## Given task A
Reproduce the passage of the aquarium resealing thread from "I recently purchased" to "an aquarium is?" word for word.
## Given task B
Extend the forum thread on resealing a 108-gallon aquarium, picking up after its final post.

## Page extract
● ● ● ●
# re sealing 108 gallon



## 86propanejane (Feb 7, 2012)

I recently purchased 108 gallon tank that needs a revamp! 
Is there a certain width and thickness you should use when re sealing, depending on how many gallons an aquarium is?

Thank you home hardware for aquarium safe silicone products


----------



## Diztrbd1 (Apr 21, 2010)

I usually do a 1/4 bead and press it in with my finger ....there is a couple good informative links/articles here for resealing tanks:
http://www.bcaquaria.com/forum/diy-area-18/aquarium-help-resealing-27543/#post223366

If that is a pic of yours , then I'd say looks like it's ready for silicone. And make sure to pull the tape off soon as the silicone is rubbed/pressed in.


----------



## 86propanejane (Feb 7, 2012)

thank you i did it!!!! she sure dries fast like u say i guess filler er up and see if it leaks!!!!
● ● ● ●
## Data section

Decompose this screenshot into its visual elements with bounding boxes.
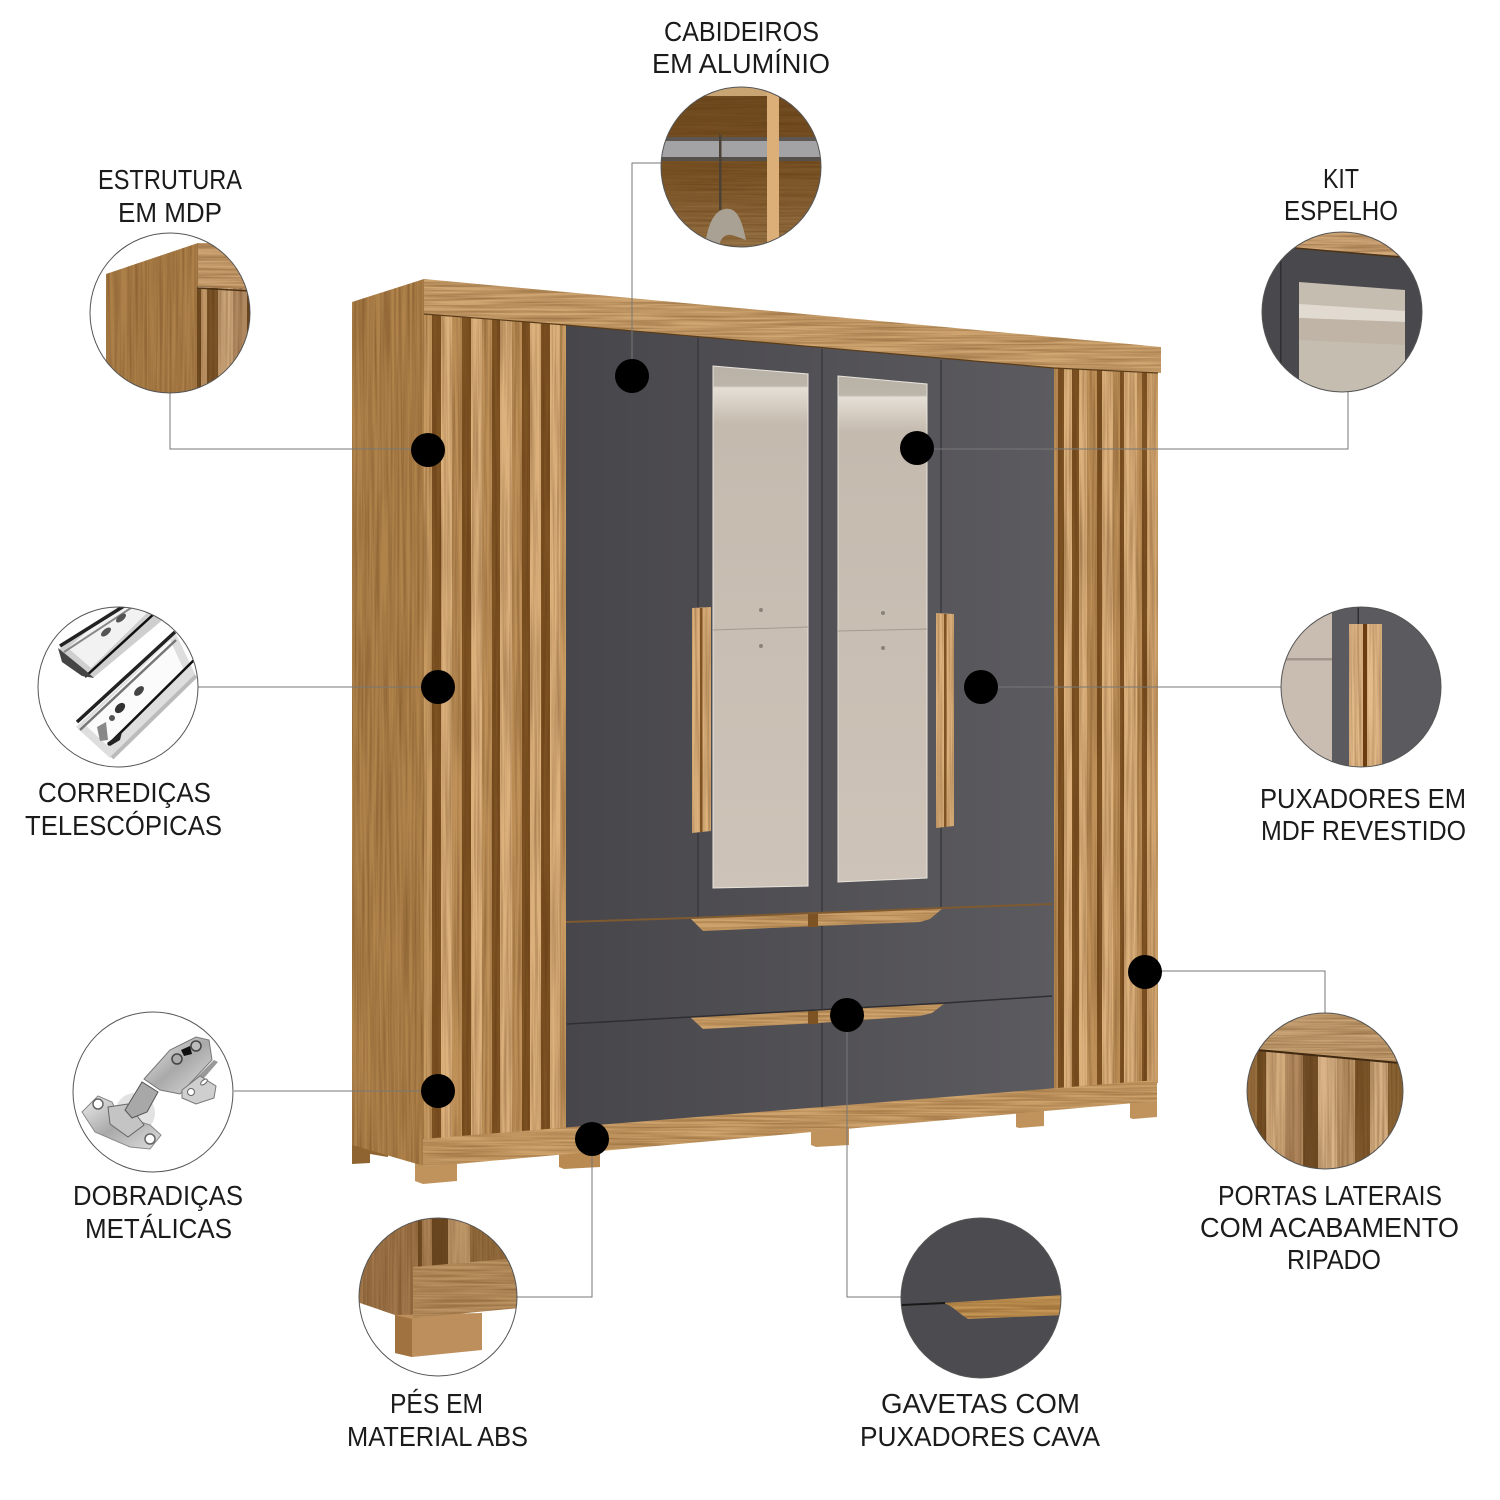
● ● ● ●
## Task result A
I recently purchased 108 gallon tank that needs a revamp! 
Is there a certain width and thickness you should use when re sealing, depending on how many gallons an aquarium is?

## Task result B
----------



## spit.fire (Jan 3, 2011)

I'd suggest waiting 24hrs after reselling before you put water in it


----------



## kacairns (Apr 10, 2012)

Its best to follow directions of silicone. Some suggest 24 hour waits, others suggest upwards of 48 hours. It also depends on how thick the silicone is as the thicker it is the longer it will take to cure. Filling it up too soon will result in failure, my suggestion would be wait a minimum of 24-48 hours, the longer the better


----------



## 86propanejane (Feb 7, 2012)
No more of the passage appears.